> Stated task
Search the data below for the word "Excel" and copy each line that holds it.

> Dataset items

====================

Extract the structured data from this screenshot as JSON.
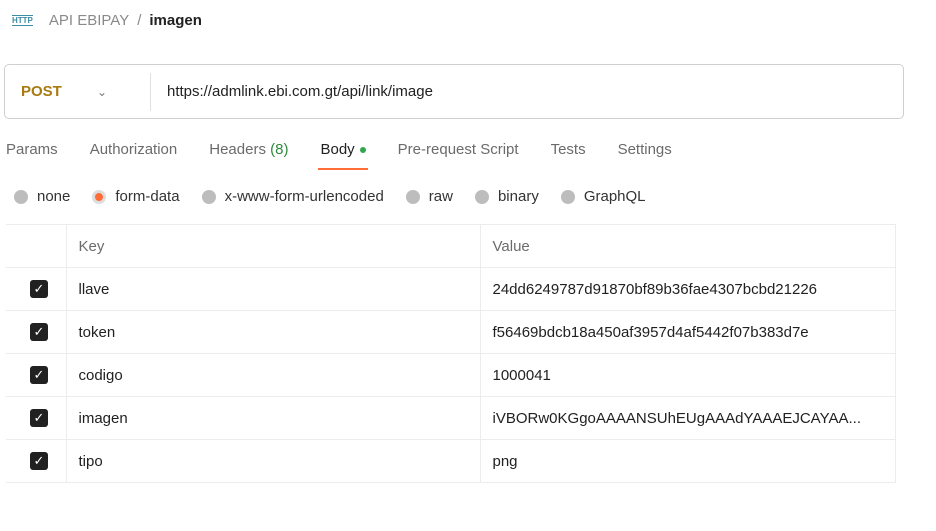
{
  "breadcrumb": {
    "icon": "http-icon",
    "collection": "API EBIPAY",
    "separator": "/",
    "request": "imagen"
  },
  "request": {
    "method": "POST",
    "url": "https://admlink.ebi.com.gt/api/link/image"
  },
  "tabs": [
    {
      "label": "Params"
    },
    {
      "label": "Authorization"
    },
    {
      "label": "Headers",
      "count": "(8)"
    },
    {
      "label": "Body",
      "active": true
    },
    {
      "label": "Pre-request Script"
    },
    {
      "label": "Tests"
    },
    {
      "label": "Settings"
    }
  ],
  "body_modes": [
    {
      "label": "none"
    },
    {
      "label": "form-data",
      "selected": true
    },
    {
      "label": "x-www-form-urlencoded"
    },
    {
      "label": "raw"
    },
    {
      "label": "binary"
    },
    {
      "label": "GraphQL"
    }
  ],
  "table": {
    "headers": {
      "key": "Key",
      "value": "Value"
    },
    "rows": [
      {
        "checked": true,
        "key": "llave",
        "value": "24dd6249787d91870bf89b36fae4307bcbd21226"
      },
      {
        "checked": true,
        "key": "token",
        "value": "f56469bdcb18a450af3957d4af5442f07b383d7e"
      },
      {
        "checked": true,
        "key": "codigo",
        "value": "1000041"
      },
      {
        "checked": true,
        "key": "imagen",
        "value": "iVBORw0KGgoAAAANSUhEUgAAAdYAAAEJCAYAA..."
      },
      {
        "checked": true,
        "key": "tipo",
        "value": "png"
      }
    ]
  },
  "colors": {
    "accent": "#ff6c37",
    "method": "#a87a10",
    "count": "#2f8a3b"
  }
}
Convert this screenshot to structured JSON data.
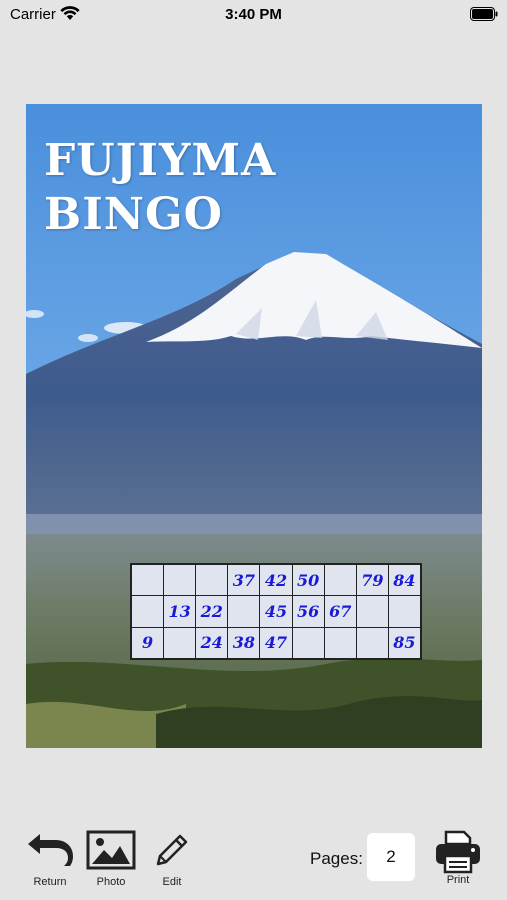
{
  "status_bar": {
    "carrier": "Carrier",
    "time": "3:40 PM"
  },
  "card": {
    "title_lines": [
      "FUJIYMA",
      "BINGO"
    ],
    "bingo_rows": [
      [
        "",
        "",
        "",
        "37",
        "42",
        "50",
        "",
        "79",
        "84"
      ],
      [
        "",
        "13",
        "22",
        "",
        "45",
        "56",
        "67",
        "",
        ""
      ],
      [
        "9",
        "",
        "24",
        "38",
        "47",
        "",
        "",
        "",
        "85"
      ]
    ],
    "number_color": "#1a1ad6"
  },
  "toolbar": {
    "return_label": "Return",
    "photo_label": "Photo",
    "edit_label": "Edit",
    "pages_label": "Pages:",
    "pages_value": "2",
    "print_label": "Print"
  }
}
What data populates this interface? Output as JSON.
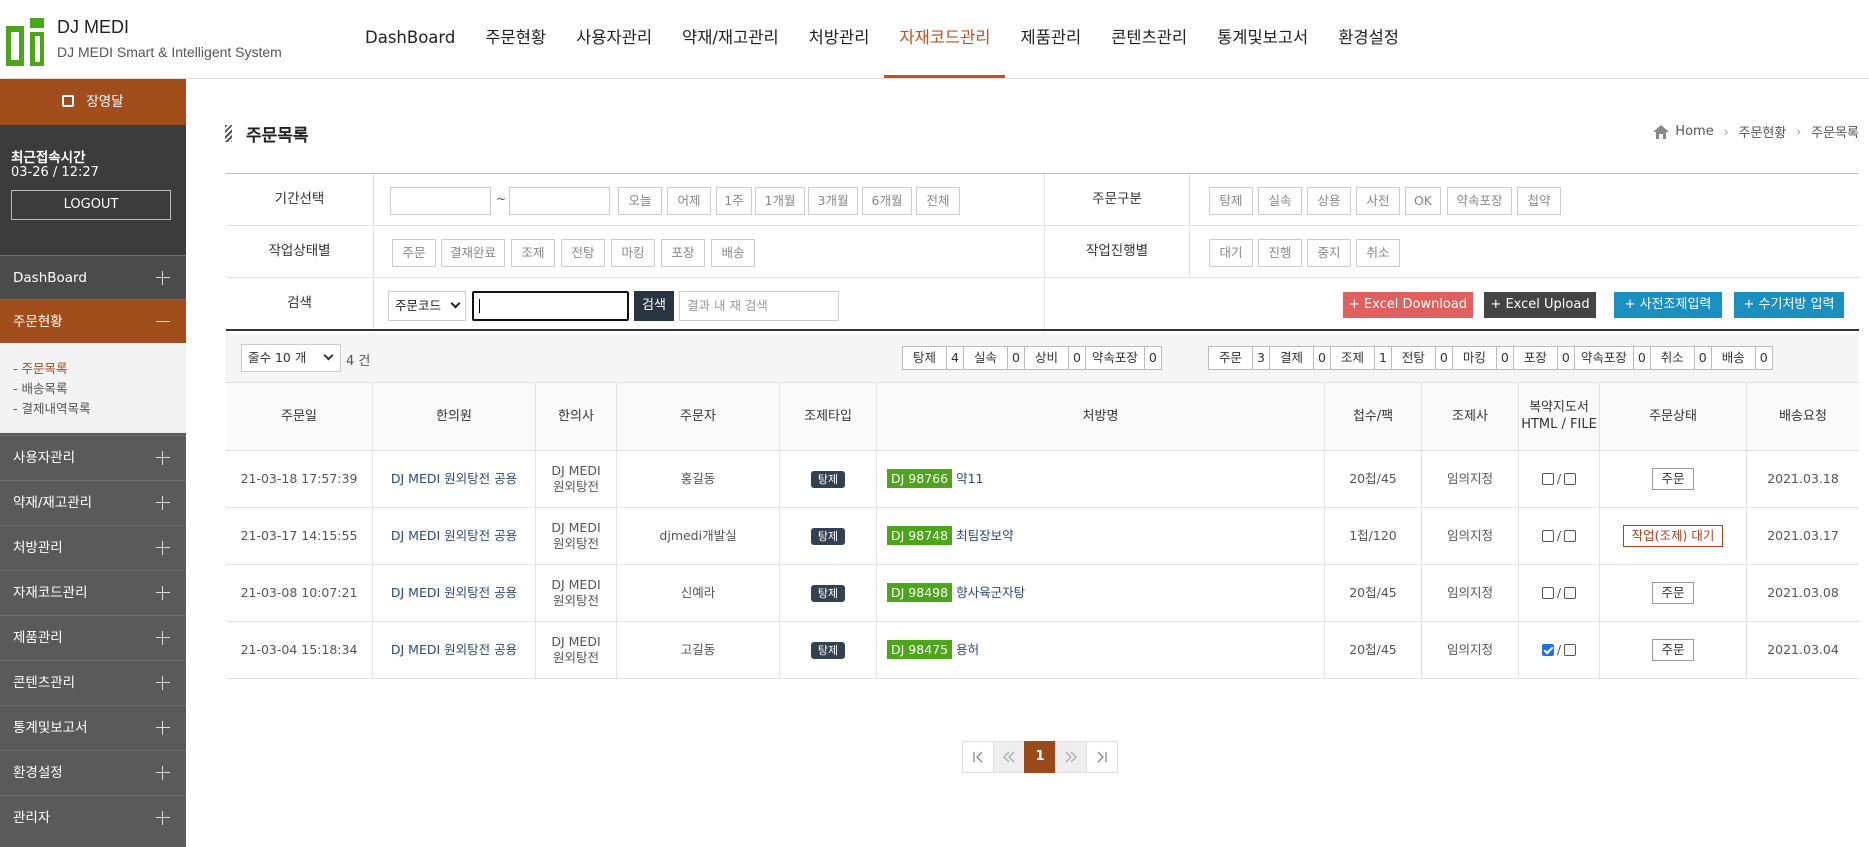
{
  "header": {
    "logo_title": "DJ MEDI",
    "logo_subtitle": "DJ MEDI Smart & Intelligent System",
    "nav": [
      "DashBoard",
      "주문현황",
      "사용자관리",
      "약재/재고관리",
      "처방관리",
      "자재코드관리",
      "제품관리",
      "콘텐츠관리",
      "통계및보고서",
      "환경설정"
    ],
    "active_nav_index": 5,
    "accent_color": "#c0501c"
  },
  "sidebar": {
    "user_name": "장영달",
    "last_login_label": "최근접속시간",
    "last_login_time": "03-26 / 12:27",
    "logout_label": "LOGOUT",
    "menu": [
      "DashBoard",
      "주문현황",
      "사용자관리",
      "약재/재고관리",
      "처방관리",
      "자재코드관리",
      "제품관리",
      "콘텐츠관리",
      "통계및보고서",
      "환경설정",
      "관리자"
    ],
    "active_menu_index": 1,
    "submenu": [
      "주문목록",
      "배송목록",
      "결제내역목록"
    ],
    "active_submenu_index": 0
  },
  "page": {
    "title": "주문목록",
    "breadcrumb": [
      "Home",
      "주문현황",
      "주문목록"
    ]
  },
  "search": {
    "period_label": "기간선택",
    "date_sep": "~",
    "period_chips": [
      "오늘",
      "어제",
      "1주",
      "1개월",
      "3개월",
      "6개월",
      "전체"
    ],
    "order_type_label": "주문구분",
    "order_type_chips": [
      "탕제",
      "실속",
      "상용",
      "사전",
      "OK",
      "약속포장",
      "첩약"
    ],
    "work_status_label": "작업상태별",
    "work_status_chips": [
      "주문",
      "결재완료",
      "조제",
      "전탕",
      "마킹",
      "포장",
      "배송"
    ],
    "work_progress_label": "작업진행별",
    "work_progress_chips": [
      "대기",
      "진행",
      "중지",
      "취소"
    ],
    "search_label": "검색",
    "search_select": "주문코드",
    "search_button": "검색",
    "research_placeholder": "결과 내 재 검색",
    "buttons": {
      "excel_download": "+ Excel Download",
      "excel_upload": "+ Excel Upload",
      "pre_prep": "+ 사전조제입력",
      "manual_rx": "+ 수기처방 입력"
    }
  },
  "summary": {
    "rows_select": "줄수 10 개",
    "total": "4 건",
    "type_stats": [
      [
        "탕제",
        "4"
      ],
      [
        "실속",
        "0"
      ],
      [
        "상비",
        "0"
      ],
      [
        "약속포장",
        "0"
      ]
    ],
    "status_stats": [
      [
        "주문",
        "3"
      ],
      [
        "결제",
        "0"
      ],
      [
        "조제",
        "1"
      ],
      [
        "전탕",
        "0"
      ],
      [
        "마킹",
        "0"
      ],
      [
        "포장",
        "0"
      ],
      [
        "약속포장",
        "0"
      ],
      [
        "취소",
        "0"
      ],
      [
        "배송",
        "0"
      ]
    ]
  },
  "table": {
    "headers": [
      "주문일",
      "한의원",
      "한의사",
      "주문자",
      "조제타입",
      "처방명",
      "첩수/팩",
      "조제사",
      "복약지도서",
      "HTML / FILE",
      "주문상태",
      "배송요청"
    ],
    "rows": [
      {
        "date": "21-03-18 17:57:39",
        "clinic": "DJ MEDI 원외탕전 공용",
        "doctor1": "DJ MEDI",
        "doctor2": "원외탕전",
        "orderer": "홍길동",
        "type": "탕제",
        "rx_code": "DJ 98766",
        "rx_name": "약11",
        "packs": "20첩/45",
        "pharmacist": "임의지정",
        "html_checked": false,
        "file_checked": false,
        "status": "주문",
        "delivery": "2021.03.18"
      },
      {
        "date": "21-03-17 14:15:55",
        "clinic": "DJ MEDI 원외탕전 공용",
        "doctor1": "DJ MEDI",
        "doctor2": "원외탕전",
        "orderer": "djmedi개발실",
        "type": "탕제",
        "rx_code": "DJ 98748",
        "rx_name": "최팀장보약",
        "packs": "1첩/120",
        "pharmacist": "임의지정",
        "html_checked": false,
        "file_checked": false,
        "status": "작업(조제) 대기",
        "delivery": "2021.03.17"
      },
      {
        "date": "21-03-08 10:07:21",
        "clinic": "DJ MEDI 원외탕전 공용",
        "doctor1": "DJ MEDI",
        "doctor2": "원외탕전",
        "orderer": "신예라",
        "type": "탕제",
        "rx_code": "DJ 98498",
        "rx_name": "향사육군자탕",
        "packs": "20첩/45",
        "pharmacist": "임의지정",
        "html_checked": false,
        "file_checked": false,
        "status": "주문",
        "delivery": "2021.03.08"
      },
      {
        "date": "21-03-04 15:18:34",
        "clinic": "DJ MEDI 원외탕전 공용",
        "doctor1": "DJ MEDI",
        "doctor2": "원외탕전",
        "orderer": "고길동",
        "type": "탕제",
        "rx_code": "DJ 98475",
        "rx_name": "용허",
        "packs": "20첩/45",
        "pharmacist": "임의지정",
        "html_checked": true,
        "file_checked": false,
        "status": "주문",
        "delivery": "2021.03.04"
      }
    ]
  },
  "pagination": {
    "current": "1"
  }
}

====================

> Exercise solution
      "excel_download": "+ Excel Download",
      "excel_upload": "+ Excel Upload",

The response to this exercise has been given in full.